───── DATA ROWS

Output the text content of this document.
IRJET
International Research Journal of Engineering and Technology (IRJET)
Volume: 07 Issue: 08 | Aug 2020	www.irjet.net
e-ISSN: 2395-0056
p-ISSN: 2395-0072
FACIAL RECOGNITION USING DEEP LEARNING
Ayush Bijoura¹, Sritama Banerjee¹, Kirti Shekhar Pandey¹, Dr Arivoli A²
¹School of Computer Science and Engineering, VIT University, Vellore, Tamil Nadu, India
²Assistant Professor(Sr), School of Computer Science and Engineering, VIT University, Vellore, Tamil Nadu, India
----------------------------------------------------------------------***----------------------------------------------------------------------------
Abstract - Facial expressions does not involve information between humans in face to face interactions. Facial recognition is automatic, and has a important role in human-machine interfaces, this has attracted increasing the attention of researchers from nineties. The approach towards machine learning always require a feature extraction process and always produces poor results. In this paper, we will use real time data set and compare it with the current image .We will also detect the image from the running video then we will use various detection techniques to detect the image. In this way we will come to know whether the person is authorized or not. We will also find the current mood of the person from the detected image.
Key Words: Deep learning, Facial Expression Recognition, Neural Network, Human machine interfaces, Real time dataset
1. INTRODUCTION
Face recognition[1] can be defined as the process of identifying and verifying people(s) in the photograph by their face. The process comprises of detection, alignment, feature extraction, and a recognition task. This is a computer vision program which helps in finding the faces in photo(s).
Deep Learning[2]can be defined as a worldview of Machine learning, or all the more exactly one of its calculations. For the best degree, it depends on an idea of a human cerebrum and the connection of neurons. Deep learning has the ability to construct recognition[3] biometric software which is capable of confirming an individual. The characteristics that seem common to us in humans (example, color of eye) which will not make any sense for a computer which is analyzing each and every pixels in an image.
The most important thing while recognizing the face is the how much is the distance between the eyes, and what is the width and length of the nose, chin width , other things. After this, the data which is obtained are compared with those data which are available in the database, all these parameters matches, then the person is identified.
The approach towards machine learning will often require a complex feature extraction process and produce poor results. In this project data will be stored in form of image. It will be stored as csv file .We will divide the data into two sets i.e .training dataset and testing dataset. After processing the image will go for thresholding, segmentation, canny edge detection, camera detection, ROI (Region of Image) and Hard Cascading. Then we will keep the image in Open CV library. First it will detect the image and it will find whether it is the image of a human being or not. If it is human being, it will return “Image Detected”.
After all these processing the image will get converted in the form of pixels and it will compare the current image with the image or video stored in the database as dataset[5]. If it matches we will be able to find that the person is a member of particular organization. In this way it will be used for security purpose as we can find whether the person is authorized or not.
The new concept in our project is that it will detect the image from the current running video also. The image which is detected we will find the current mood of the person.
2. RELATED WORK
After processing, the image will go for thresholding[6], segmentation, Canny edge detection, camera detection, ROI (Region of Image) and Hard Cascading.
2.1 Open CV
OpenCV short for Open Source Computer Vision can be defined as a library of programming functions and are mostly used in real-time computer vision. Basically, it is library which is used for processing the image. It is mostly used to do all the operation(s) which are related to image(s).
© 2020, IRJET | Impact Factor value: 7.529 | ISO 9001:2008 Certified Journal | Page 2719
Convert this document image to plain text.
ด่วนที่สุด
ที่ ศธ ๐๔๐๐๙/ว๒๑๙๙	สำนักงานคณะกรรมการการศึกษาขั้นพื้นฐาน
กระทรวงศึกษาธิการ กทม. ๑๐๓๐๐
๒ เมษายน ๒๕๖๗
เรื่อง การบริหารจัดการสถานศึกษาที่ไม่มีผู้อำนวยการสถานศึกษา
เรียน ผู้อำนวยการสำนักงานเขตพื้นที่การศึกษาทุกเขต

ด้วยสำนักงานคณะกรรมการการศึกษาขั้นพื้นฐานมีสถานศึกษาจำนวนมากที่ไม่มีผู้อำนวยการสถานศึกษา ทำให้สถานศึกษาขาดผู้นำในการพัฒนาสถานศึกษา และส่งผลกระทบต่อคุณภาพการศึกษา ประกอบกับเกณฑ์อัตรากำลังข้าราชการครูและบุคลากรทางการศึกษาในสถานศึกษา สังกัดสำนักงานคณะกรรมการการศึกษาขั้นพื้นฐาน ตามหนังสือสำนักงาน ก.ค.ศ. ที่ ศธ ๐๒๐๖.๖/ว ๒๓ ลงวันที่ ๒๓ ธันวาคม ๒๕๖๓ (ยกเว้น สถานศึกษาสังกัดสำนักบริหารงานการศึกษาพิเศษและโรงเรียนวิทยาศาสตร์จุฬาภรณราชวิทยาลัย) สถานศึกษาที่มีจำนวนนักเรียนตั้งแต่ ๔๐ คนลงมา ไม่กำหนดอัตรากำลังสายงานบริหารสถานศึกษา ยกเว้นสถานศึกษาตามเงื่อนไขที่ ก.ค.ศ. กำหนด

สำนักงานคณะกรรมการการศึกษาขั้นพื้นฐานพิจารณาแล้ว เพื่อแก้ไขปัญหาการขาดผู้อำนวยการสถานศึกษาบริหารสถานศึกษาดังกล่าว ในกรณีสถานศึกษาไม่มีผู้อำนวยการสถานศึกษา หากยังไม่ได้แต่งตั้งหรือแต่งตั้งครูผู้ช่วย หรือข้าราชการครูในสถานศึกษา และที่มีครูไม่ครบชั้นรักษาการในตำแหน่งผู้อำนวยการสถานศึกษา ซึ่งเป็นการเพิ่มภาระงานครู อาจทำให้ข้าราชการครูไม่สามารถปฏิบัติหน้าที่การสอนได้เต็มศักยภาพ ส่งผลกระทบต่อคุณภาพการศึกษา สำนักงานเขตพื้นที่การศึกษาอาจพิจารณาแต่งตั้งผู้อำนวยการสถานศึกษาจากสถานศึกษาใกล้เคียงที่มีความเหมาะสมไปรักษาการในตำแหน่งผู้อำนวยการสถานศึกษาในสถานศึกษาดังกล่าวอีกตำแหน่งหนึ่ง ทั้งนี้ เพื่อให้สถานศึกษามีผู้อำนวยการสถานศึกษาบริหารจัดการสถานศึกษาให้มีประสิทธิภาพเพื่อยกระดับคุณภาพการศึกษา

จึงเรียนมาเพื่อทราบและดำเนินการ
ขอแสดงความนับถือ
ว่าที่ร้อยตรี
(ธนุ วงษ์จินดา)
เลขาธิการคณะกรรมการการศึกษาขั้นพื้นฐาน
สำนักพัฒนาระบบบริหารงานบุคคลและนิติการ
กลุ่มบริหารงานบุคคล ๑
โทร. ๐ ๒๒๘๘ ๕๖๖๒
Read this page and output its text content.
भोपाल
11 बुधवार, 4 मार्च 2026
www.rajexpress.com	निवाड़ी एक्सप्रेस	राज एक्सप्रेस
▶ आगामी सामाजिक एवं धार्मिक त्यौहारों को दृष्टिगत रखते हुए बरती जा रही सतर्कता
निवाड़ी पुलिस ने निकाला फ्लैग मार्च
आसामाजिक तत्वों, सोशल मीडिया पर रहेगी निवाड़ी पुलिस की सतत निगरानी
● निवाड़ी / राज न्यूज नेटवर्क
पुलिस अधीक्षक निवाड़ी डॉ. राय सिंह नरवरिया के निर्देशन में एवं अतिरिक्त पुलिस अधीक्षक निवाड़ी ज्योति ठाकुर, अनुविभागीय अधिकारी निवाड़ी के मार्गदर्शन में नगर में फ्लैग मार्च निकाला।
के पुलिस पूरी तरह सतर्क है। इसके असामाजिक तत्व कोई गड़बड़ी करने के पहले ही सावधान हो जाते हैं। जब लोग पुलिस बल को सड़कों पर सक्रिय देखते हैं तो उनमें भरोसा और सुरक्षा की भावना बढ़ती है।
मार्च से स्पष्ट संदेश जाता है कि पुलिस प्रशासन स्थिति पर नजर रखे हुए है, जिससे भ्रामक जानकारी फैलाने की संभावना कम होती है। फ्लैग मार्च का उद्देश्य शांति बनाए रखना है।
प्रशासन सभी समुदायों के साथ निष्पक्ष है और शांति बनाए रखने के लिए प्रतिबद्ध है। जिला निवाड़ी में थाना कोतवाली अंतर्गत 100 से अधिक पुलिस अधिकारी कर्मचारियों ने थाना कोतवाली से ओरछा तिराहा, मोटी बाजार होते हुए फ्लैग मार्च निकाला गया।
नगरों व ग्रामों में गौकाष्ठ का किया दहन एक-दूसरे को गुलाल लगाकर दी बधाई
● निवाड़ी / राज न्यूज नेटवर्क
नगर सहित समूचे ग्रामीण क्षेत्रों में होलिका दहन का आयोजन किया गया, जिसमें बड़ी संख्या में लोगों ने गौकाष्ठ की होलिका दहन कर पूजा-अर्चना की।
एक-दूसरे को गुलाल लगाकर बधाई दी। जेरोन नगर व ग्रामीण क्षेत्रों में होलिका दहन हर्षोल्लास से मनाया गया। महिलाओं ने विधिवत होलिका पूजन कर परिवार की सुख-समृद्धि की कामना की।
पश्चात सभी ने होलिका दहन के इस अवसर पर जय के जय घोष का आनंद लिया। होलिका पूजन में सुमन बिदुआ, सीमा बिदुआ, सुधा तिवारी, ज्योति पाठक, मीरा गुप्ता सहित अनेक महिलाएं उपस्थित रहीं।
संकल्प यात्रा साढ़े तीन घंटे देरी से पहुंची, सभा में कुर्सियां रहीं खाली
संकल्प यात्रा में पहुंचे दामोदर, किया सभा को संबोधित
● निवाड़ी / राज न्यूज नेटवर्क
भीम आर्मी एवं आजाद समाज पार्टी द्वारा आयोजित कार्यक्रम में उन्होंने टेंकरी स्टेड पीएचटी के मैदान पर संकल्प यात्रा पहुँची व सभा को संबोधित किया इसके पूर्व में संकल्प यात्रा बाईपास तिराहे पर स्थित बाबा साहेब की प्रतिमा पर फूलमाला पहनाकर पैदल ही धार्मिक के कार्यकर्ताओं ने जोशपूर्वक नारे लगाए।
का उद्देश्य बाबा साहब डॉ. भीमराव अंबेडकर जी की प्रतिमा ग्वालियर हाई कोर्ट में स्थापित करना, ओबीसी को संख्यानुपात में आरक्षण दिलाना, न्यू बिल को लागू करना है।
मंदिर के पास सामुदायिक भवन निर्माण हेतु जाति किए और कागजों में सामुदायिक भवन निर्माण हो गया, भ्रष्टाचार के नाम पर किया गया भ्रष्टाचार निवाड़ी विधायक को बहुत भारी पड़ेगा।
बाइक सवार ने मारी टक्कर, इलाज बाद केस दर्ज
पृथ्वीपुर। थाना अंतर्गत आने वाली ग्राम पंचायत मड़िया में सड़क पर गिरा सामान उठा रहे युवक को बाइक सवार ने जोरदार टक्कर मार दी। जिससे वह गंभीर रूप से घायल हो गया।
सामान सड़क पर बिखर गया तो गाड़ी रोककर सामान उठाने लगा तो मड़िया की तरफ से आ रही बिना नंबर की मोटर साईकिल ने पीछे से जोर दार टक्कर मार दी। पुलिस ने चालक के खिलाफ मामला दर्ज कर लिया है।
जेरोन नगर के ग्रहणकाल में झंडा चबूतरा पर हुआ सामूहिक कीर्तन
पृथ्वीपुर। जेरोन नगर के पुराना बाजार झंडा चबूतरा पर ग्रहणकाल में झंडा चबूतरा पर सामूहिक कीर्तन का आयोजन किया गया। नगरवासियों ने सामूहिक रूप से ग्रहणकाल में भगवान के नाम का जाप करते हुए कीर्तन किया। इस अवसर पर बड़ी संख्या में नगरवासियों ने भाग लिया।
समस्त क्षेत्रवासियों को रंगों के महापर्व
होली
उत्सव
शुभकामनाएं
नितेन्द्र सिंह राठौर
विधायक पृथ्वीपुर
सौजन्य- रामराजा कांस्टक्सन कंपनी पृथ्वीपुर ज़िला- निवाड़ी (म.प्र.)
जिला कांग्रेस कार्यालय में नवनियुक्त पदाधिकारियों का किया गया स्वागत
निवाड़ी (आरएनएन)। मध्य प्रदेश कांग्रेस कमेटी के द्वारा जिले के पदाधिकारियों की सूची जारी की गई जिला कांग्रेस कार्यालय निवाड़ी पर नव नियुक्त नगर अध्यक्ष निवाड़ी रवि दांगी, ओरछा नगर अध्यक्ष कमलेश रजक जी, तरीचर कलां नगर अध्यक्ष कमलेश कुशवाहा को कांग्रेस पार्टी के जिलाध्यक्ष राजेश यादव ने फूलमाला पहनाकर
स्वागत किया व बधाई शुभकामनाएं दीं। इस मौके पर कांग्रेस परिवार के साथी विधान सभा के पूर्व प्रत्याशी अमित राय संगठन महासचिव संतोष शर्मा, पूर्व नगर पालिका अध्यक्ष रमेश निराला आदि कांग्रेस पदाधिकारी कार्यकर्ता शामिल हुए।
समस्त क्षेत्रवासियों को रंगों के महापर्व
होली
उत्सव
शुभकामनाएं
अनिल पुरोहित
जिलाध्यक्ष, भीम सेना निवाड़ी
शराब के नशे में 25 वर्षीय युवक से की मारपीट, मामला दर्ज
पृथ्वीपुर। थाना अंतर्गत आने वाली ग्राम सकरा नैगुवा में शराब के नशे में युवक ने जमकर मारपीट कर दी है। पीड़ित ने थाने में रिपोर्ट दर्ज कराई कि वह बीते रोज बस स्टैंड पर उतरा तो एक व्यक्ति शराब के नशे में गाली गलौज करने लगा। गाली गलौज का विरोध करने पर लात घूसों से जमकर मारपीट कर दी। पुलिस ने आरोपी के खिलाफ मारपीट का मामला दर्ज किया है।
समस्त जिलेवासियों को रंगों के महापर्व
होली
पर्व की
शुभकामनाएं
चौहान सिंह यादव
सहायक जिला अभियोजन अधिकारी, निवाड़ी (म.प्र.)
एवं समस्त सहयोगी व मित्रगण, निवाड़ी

──────────

From the records, copy every line that has the string "running" in it.

OUTPUT.
Abstract - Facial expressions does not involve information between humans in face to face interactions. Facial recognition is automatic, and has a important role in human-machine interfaces, this has attracted increasing the attention of researchers from nineties. The approach towards machine learning always require a feature extraction process and always produces poor results. In this paper, we will use real time data set and compare it with the current image .We will also detect the image from the running video then we will use various detection techniques to detect the image. In this way we will come to know whether the person is authorized or not. We will also find the current mood of the person from the detected image.
The new concept in our project is that it will detect the image from the current running video also. The image which is detected we will find the current mood of the person.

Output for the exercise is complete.